-- Start Records provided --
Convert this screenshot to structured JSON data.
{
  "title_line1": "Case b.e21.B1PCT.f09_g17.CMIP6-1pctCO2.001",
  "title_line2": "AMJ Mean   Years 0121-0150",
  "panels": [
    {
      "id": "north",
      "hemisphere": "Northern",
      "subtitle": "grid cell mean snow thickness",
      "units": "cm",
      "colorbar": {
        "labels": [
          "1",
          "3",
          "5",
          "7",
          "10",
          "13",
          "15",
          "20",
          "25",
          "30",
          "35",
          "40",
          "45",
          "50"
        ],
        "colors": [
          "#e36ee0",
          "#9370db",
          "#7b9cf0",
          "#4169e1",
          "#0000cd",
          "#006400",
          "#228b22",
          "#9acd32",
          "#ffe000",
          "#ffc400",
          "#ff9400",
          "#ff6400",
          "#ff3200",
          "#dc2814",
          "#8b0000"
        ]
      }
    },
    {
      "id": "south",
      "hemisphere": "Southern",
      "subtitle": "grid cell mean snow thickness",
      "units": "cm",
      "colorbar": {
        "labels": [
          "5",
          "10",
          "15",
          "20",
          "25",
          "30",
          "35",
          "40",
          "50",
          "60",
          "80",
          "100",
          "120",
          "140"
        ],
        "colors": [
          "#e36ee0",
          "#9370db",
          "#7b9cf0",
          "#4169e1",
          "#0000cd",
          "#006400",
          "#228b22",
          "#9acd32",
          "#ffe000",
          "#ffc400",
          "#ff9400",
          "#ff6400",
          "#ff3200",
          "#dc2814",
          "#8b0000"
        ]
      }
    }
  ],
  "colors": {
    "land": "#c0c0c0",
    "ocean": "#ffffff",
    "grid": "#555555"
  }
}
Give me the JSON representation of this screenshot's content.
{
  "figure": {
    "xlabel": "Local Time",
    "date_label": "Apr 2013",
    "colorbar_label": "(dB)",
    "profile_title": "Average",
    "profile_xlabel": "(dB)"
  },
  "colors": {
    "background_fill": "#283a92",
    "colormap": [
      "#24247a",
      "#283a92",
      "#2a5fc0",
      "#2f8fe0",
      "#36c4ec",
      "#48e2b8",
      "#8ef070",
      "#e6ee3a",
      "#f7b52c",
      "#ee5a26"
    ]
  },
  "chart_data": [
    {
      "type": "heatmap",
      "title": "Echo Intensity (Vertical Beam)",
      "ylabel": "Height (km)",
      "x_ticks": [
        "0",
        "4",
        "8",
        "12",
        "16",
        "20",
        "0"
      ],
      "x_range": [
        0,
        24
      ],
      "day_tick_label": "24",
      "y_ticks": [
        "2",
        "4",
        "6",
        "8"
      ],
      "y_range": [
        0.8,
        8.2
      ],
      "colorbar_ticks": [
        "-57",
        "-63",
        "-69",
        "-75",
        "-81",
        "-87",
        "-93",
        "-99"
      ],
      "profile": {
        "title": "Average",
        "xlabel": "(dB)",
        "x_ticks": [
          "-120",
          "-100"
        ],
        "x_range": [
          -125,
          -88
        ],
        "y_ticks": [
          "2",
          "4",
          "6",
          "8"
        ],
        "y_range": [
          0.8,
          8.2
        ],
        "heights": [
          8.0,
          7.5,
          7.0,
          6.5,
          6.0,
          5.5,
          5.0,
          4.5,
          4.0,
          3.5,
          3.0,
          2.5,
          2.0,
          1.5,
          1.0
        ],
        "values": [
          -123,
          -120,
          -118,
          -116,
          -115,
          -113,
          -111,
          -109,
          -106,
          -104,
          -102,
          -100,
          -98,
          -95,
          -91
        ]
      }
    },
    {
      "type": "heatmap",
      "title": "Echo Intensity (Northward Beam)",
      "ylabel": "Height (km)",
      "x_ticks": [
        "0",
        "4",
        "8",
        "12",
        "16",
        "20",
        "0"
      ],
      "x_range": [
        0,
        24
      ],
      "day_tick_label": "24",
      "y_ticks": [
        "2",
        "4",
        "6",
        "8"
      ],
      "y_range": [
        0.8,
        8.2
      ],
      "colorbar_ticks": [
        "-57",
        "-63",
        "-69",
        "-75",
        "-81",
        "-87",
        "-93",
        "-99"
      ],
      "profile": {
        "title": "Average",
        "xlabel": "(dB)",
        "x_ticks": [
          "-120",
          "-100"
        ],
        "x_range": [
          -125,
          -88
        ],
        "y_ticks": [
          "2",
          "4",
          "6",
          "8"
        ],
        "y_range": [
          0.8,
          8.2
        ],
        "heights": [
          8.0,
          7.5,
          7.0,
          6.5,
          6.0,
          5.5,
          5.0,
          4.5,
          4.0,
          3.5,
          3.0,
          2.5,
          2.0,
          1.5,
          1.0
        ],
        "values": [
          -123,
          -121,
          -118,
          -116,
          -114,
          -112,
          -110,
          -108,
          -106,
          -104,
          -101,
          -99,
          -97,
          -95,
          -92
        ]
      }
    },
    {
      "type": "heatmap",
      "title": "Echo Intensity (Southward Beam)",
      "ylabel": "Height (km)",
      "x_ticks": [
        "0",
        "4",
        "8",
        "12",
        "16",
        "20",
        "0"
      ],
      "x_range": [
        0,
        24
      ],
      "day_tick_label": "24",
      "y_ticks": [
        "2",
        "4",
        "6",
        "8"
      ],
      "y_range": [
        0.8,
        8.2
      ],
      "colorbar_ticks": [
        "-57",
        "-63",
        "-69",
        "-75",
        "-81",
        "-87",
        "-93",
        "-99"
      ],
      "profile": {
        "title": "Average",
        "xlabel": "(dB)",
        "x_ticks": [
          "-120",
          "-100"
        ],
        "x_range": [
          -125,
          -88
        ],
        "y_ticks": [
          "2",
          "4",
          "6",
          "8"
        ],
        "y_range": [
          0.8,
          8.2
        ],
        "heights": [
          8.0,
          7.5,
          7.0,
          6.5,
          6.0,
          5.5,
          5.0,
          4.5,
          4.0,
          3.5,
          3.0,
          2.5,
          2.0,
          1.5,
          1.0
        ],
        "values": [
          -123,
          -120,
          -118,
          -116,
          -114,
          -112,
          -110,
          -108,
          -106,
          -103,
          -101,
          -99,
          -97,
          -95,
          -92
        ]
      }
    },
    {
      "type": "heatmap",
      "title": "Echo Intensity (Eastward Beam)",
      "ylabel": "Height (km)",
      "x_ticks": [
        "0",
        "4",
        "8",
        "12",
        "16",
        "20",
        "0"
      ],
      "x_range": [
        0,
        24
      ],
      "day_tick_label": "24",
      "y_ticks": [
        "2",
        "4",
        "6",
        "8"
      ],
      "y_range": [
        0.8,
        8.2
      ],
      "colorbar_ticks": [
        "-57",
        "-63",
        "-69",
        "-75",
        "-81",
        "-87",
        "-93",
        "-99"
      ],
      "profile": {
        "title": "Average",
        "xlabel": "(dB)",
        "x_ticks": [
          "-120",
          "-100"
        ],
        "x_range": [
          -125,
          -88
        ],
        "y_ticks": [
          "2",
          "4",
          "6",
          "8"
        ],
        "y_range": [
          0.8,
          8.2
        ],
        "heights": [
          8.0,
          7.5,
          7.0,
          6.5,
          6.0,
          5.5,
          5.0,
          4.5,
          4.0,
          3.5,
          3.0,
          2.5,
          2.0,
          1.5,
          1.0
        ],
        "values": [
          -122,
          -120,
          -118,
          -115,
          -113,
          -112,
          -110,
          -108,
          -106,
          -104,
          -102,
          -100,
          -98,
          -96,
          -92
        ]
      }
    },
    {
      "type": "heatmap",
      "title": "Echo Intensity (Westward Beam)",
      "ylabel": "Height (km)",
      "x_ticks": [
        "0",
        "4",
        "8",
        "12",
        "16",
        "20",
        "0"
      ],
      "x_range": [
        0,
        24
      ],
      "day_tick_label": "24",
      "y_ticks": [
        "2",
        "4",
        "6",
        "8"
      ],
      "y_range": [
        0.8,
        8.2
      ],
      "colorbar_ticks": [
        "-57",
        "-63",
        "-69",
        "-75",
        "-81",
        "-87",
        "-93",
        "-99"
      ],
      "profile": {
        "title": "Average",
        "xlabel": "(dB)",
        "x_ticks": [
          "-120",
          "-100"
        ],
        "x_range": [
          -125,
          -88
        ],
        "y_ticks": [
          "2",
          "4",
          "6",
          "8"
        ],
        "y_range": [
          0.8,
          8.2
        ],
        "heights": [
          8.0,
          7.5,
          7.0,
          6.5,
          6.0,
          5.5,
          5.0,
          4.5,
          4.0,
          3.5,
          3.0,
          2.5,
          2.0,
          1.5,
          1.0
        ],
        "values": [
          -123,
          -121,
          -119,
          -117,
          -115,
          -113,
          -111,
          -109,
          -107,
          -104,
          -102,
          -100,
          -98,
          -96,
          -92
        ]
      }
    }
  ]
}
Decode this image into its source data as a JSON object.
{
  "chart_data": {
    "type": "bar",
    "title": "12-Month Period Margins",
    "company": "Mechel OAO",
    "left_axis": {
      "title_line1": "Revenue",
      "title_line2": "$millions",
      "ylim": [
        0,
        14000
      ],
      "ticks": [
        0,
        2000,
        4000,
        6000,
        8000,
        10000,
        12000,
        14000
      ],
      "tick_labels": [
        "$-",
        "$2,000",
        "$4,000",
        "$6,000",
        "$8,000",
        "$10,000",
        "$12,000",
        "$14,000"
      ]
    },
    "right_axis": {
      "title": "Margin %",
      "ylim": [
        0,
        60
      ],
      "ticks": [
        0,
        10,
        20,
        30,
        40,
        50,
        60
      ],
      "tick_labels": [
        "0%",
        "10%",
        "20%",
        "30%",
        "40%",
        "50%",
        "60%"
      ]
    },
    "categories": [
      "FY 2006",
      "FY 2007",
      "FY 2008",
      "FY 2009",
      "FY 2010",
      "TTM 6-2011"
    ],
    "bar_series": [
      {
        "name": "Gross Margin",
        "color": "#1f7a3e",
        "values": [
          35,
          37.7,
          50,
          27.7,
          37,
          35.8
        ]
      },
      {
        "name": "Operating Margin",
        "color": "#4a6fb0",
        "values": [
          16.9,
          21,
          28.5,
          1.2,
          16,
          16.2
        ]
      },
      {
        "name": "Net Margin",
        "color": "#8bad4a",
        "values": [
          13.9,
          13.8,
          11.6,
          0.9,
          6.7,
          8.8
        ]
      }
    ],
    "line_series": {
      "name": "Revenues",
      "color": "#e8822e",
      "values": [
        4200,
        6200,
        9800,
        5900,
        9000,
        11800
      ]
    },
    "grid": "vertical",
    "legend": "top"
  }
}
-- End Records provided --
## Written instruction
Output nothing but the number of lines in the data containing the string "this".

## Task answer
3